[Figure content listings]
------------------------
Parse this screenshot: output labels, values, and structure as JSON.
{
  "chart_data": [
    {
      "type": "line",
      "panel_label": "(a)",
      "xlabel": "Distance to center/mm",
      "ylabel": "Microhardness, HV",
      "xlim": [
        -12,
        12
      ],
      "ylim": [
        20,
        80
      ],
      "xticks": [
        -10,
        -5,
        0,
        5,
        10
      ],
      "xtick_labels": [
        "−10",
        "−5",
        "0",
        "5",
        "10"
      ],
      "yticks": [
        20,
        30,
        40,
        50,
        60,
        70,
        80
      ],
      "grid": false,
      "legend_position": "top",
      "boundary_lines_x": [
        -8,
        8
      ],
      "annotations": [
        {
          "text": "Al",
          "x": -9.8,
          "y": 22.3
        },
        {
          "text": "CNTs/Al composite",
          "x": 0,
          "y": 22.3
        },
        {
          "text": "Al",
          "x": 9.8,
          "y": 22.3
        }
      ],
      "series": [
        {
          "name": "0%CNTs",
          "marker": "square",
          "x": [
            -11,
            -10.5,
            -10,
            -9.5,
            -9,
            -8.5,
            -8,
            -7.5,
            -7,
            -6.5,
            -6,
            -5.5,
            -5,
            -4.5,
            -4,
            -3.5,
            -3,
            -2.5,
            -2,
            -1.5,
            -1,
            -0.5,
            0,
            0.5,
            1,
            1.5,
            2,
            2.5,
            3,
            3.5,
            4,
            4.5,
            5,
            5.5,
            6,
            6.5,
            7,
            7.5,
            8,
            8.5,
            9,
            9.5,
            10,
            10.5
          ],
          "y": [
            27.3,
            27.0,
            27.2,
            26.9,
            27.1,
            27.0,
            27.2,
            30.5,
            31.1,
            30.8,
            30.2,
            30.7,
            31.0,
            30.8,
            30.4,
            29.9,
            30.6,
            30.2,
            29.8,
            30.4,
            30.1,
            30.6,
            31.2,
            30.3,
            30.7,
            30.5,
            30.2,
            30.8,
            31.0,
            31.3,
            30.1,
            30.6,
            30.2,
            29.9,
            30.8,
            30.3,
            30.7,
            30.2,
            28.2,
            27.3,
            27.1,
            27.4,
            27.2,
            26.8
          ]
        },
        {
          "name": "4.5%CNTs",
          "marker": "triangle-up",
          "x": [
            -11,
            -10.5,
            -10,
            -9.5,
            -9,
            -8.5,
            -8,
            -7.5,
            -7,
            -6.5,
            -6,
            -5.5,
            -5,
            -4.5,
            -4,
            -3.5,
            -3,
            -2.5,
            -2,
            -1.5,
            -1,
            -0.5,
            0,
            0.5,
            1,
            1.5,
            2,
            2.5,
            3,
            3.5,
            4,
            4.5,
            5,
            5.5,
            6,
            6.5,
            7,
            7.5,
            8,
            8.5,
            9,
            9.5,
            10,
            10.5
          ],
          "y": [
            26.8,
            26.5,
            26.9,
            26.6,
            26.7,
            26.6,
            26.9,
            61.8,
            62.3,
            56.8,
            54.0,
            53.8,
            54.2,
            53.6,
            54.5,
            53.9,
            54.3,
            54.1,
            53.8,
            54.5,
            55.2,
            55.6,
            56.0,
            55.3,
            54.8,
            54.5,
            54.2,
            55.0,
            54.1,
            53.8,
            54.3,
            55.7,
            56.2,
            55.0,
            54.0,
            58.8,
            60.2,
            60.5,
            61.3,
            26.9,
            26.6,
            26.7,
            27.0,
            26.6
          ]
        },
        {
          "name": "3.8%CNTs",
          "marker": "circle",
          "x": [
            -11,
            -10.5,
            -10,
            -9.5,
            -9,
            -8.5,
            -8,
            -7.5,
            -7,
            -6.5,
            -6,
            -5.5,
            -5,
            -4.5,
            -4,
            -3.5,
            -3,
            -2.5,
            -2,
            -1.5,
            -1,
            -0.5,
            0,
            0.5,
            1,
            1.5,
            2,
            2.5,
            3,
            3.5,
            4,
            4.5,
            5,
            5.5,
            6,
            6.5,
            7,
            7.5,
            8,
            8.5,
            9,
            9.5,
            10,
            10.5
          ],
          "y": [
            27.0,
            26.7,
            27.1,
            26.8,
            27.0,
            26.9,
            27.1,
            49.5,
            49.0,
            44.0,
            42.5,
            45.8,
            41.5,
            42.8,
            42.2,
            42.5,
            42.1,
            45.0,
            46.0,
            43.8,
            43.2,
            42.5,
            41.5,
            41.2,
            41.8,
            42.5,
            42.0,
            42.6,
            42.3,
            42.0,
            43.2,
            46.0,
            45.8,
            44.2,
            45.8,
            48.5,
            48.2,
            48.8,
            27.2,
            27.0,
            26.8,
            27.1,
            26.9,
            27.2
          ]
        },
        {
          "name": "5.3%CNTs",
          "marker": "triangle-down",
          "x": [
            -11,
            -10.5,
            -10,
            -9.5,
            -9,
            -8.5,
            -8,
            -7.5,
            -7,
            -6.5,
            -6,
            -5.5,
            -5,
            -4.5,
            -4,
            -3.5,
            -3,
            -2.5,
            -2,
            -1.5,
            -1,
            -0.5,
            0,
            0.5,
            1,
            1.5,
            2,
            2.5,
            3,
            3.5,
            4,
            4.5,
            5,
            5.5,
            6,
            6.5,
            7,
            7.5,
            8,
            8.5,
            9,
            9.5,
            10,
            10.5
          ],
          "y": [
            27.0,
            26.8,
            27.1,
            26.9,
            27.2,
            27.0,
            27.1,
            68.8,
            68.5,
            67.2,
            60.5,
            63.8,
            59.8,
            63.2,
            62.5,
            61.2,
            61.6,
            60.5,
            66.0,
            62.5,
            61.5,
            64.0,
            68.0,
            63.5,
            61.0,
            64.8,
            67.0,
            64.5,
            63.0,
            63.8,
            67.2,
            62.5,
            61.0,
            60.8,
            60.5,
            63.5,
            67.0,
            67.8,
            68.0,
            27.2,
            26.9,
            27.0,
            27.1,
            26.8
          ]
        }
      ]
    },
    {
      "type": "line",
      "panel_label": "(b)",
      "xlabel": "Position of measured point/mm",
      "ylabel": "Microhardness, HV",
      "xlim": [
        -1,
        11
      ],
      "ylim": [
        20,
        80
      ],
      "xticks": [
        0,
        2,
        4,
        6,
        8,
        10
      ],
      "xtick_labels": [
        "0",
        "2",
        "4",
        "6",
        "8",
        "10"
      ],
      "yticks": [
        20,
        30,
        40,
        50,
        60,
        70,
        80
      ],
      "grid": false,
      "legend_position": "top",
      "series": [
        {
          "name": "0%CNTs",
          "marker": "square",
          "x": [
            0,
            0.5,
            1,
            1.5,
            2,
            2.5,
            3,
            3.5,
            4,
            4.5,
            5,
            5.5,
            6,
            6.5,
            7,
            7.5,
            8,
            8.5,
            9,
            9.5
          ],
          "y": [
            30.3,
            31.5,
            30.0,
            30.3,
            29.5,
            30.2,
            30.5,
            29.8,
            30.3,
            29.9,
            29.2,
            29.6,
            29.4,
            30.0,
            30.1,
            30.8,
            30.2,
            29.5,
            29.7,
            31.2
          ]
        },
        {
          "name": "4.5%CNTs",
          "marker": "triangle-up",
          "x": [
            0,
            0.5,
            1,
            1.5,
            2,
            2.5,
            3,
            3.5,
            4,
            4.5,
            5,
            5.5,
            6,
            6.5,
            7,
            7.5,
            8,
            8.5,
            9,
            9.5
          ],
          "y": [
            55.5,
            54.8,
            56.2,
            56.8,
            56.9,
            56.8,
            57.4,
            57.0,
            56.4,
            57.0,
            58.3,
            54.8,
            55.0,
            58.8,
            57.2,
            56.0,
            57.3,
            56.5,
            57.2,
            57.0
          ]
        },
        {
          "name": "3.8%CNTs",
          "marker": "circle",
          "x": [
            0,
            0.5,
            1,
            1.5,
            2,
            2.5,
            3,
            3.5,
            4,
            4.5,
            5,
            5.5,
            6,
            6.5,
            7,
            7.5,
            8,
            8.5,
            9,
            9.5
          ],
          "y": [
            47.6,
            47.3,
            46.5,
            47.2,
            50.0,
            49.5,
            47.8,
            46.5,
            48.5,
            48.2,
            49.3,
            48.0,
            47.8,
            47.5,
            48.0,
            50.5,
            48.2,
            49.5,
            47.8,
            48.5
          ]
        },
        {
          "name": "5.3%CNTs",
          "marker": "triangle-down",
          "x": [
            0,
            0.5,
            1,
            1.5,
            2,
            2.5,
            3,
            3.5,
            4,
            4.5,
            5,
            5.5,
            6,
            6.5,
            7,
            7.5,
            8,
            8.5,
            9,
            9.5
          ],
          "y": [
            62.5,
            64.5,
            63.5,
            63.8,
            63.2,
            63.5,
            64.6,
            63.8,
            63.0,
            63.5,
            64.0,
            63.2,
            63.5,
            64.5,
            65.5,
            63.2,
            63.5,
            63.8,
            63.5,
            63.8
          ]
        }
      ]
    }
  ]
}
------------------------
> [The problem] In the material above, show every line where the word "xlabel" turns up.

> [Solution]
      "xlabel": "Distance to center/mm",
      "xlabel": "Position of measured point/mm",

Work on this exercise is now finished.